■ RECORD SET:
'''

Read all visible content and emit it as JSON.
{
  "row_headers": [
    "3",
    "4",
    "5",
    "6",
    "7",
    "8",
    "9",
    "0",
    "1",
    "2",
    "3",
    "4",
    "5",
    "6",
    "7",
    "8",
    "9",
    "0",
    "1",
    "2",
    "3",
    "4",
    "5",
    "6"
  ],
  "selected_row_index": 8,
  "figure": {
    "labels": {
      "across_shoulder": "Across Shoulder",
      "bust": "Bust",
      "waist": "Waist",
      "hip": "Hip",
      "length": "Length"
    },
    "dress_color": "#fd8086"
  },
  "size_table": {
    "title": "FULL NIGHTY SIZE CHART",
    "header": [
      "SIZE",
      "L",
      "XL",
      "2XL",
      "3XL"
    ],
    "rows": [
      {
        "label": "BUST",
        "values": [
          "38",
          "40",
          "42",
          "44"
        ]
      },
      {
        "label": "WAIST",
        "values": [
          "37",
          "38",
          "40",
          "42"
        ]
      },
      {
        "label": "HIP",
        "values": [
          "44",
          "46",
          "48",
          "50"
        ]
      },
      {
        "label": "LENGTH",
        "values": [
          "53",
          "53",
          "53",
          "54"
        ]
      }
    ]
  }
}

'''

■ AIM OF THE EXERCISE:
Nothing should be left out: repeat all of the data exactly.

■ OUTPUT FOR THIS TASK:
Read all visible content and emit it as JSON.
{
  "row_headers": [
    "3",
    "4",
    "5",
    "6",
    "7",
    "8",
    "9",
    "0",
    "1",
    "2",
    "3",
    "4",
    "5",
    "6",
    "7",
    "8",
    "9",
    "0",
    "1",
    "2",
    "3",
    "4",
    "5",
    "6"
  ],
  "selected_row_index": 8,
  "figure": {
    "labels": {
      "across_shoulder": "Across Shoulder",
      "bust": "Bust",
      "waist": "Waist",
      "hip": "Hip",
      "length": "Length"
    },
    "dress_color": "#fd8086"
  },
  "size_table": {
    "title": "FULL NIGHTY SIZE CHART",
    "header": [
      "SIZE",
      "L",
      "XL",
      "2XL",
      "3XL"
    ],
    "rows": [
      {
        "label": "BUST",
        "values": [
          "38",
          "40",
          "42",
          "44"
        ]
      },
      {
        "label": "WAIST",
        "values": [
          "37",
          "38",
          "40",
          "42"
        ]
      },
      {
        "label": "HIP",
        "values": [
          "44",
          "46",
          "48",
          "50"
        ]
      },
      {
        "label": "LENGTH",
        "values": [
          "53",
          "53",
          "53",
          "54"
        ]
      }
    ]
  }
}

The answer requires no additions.